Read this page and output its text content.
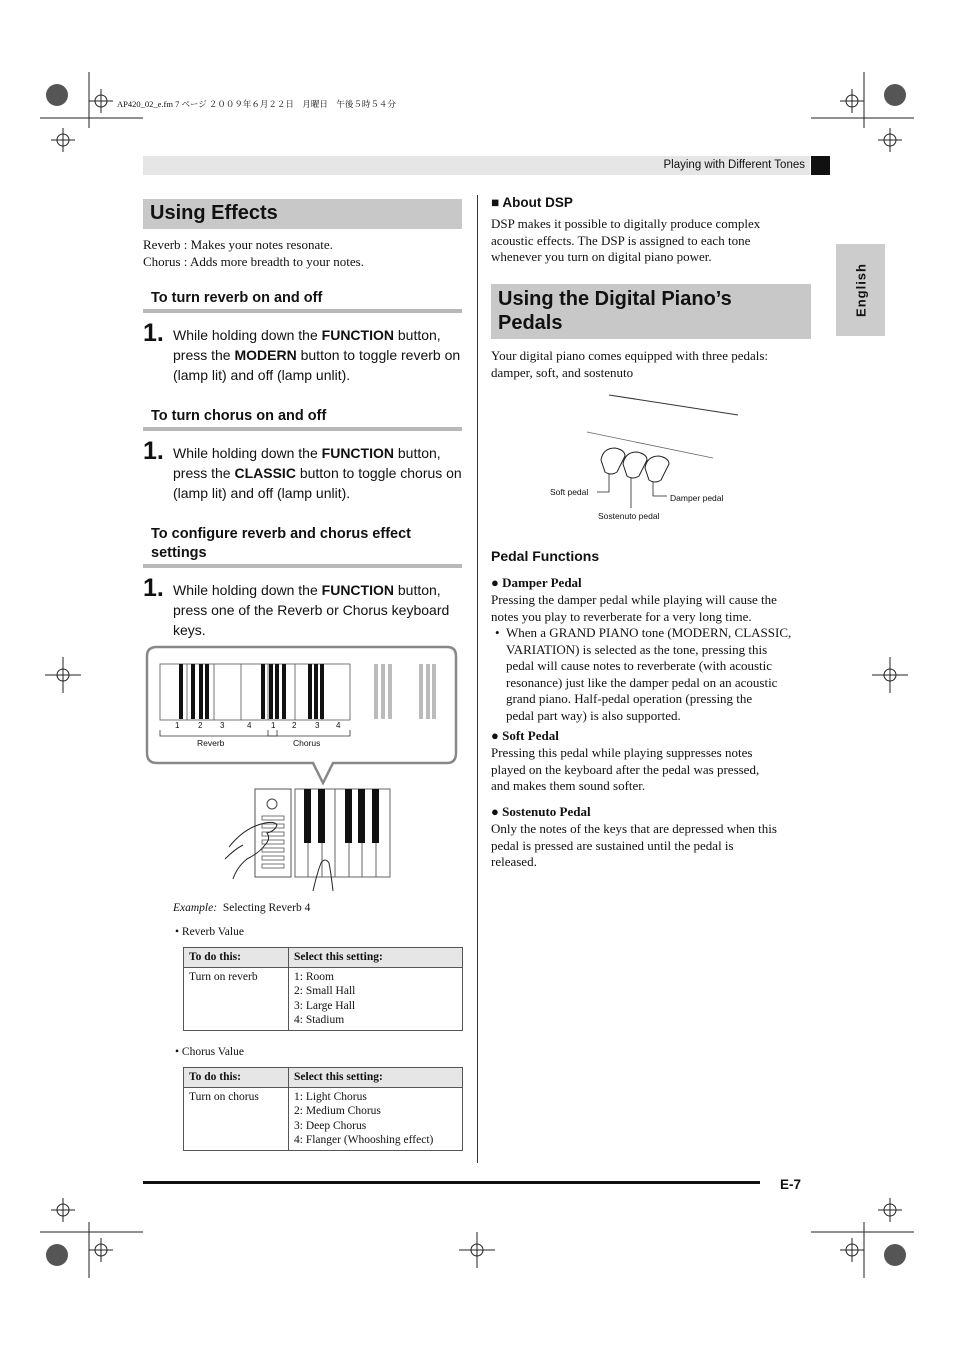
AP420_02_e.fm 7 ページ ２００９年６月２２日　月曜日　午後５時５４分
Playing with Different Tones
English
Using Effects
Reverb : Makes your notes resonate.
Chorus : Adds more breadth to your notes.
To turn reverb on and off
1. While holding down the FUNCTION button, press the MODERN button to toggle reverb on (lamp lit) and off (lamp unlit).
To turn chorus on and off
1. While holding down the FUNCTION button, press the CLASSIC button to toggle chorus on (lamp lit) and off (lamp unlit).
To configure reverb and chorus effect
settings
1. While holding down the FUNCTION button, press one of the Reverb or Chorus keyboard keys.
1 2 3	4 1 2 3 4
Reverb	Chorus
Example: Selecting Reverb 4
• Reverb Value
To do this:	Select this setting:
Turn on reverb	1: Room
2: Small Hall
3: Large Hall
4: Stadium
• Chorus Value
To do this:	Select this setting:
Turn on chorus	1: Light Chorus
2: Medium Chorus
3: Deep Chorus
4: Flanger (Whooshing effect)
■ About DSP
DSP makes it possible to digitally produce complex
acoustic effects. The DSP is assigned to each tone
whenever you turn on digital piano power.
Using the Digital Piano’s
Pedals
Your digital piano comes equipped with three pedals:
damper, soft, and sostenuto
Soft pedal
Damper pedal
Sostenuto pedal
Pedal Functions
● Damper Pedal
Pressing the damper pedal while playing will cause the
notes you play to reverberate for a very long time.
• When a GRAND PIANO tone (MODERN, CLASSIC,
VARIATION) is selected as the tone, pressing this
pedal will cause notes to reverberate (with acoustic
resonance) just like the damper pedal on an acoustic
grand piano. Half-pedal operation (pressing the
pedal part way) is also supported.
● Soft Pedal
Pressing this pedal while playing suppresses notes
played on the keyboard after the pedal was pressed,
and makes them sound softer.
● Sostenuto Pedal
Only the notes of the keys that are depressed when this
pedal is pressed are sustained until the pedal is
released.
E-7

____

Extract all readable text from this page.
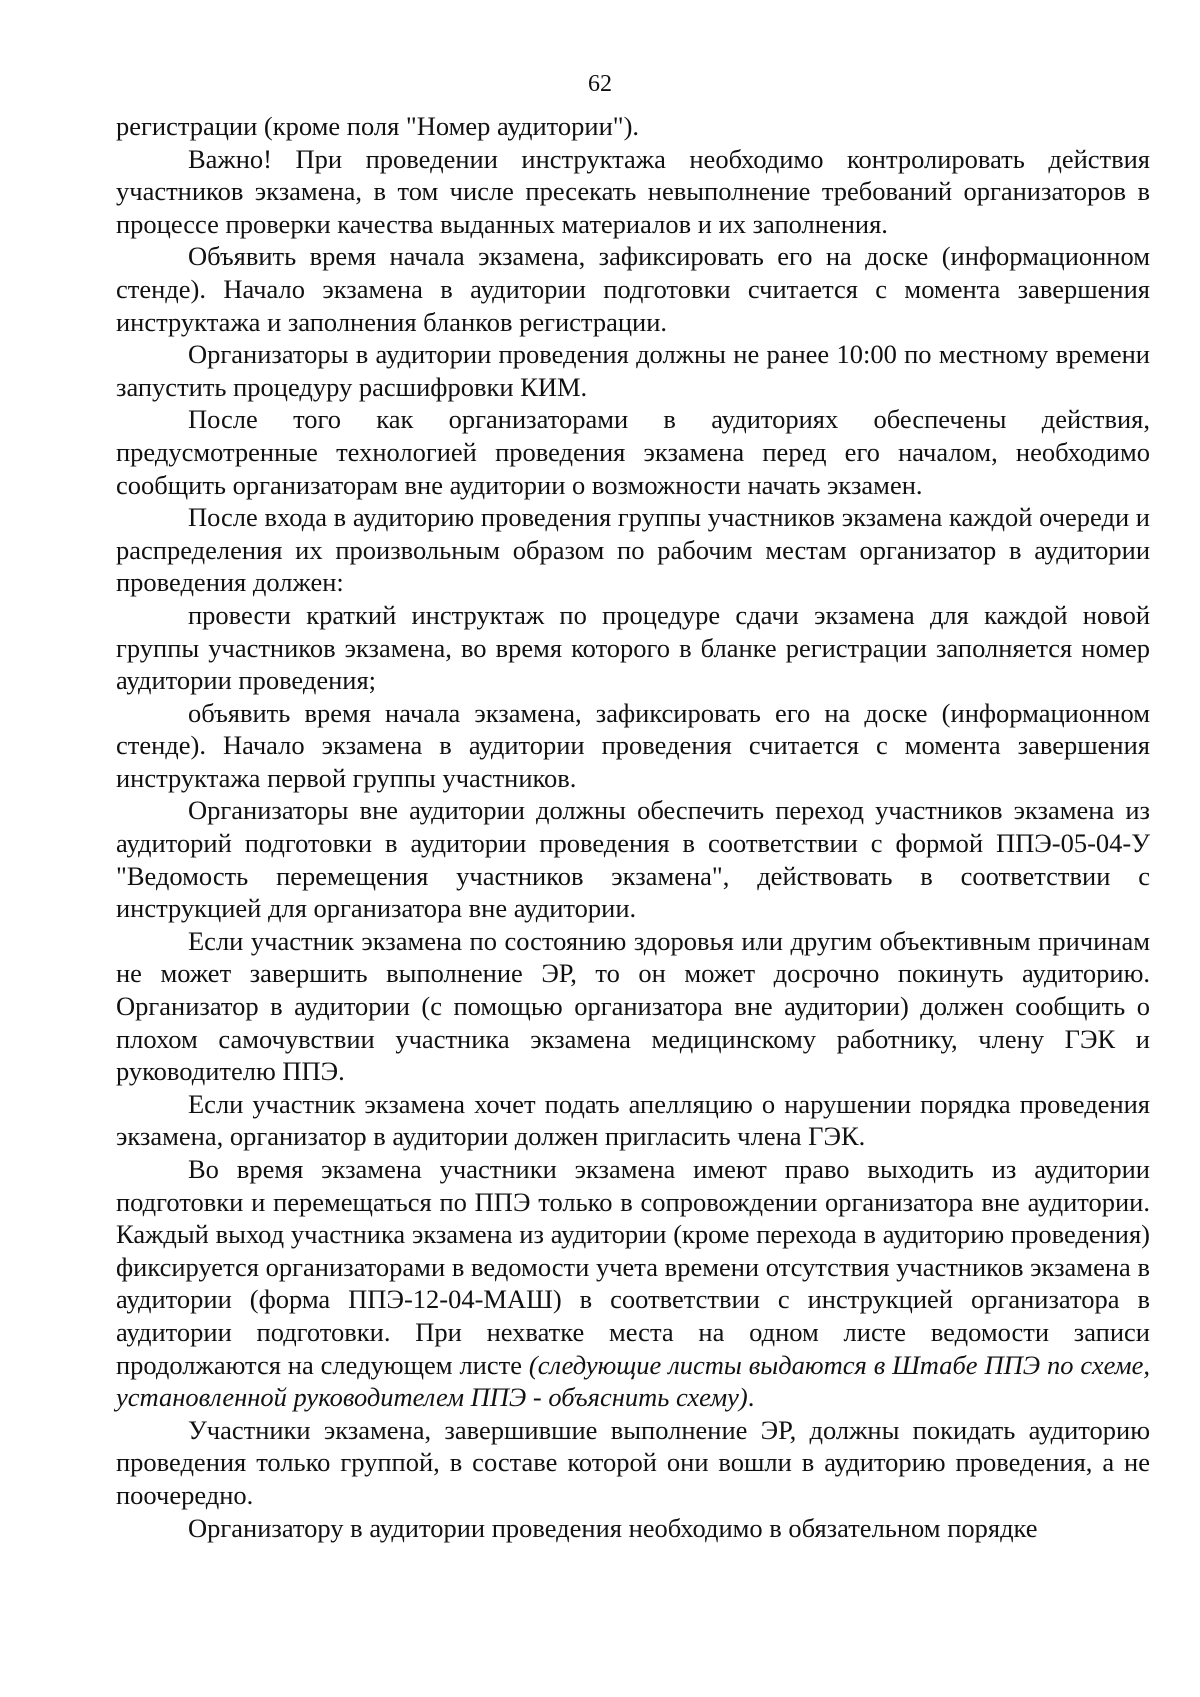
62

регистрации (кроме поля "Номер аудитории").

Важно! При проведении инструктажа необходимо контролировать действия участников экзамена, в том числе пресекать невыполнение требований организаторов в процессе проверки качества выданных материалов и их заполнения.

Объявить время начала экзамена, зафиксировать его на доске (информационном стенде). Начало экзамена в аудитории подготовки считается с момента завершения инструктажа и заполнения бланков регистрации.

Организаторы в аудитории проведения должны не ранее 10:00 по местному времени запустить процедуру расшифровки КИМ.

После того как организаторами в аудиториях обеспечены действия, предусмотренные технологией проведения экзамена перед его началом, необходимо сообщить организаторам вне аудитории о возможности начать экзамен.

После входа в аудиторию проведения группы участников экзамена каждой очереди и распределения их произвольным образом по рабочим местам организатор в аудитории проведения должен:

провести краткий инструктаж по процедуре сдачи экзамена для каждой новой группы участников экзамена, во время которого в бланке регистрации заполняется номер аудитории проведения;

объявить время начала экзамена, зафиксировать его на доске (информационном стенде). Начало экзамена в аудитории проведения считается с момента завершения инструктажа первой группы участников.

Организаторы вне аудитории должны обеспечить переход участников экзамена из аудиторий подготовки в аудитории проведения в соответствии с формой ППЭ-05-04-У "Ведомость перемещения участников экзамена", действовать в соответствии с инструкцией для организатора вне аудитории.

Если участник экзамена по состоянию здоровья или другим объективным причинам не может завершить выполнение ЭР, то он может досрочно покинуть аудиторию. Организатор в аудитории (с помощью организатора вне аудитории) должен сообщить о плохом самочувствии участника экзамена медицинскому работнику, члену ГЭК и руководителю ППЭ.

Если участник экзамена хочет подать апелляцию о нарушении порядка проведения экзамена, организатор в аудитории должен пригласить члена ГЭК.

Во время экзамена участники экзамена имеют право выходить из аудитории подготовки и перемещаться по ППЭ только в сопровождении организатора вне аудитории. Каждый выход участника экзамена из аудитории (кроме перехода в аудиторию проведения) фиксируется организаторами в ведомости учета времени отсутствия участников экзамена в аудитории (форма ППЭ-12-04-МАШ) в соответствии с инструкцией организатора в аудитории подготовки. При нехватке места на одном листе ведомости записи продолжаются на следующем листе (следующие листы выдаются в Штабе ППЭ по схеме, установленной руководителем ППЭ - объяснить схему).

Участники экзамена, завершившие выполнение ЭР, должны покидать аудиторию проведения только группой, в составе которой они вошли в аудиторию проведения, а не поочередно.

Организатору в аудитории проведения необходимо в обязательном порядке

____

- **What this task involves**:
Across all the entries, count the lines that contain the word "holding" and give the number by itself.

- **Task response**:
3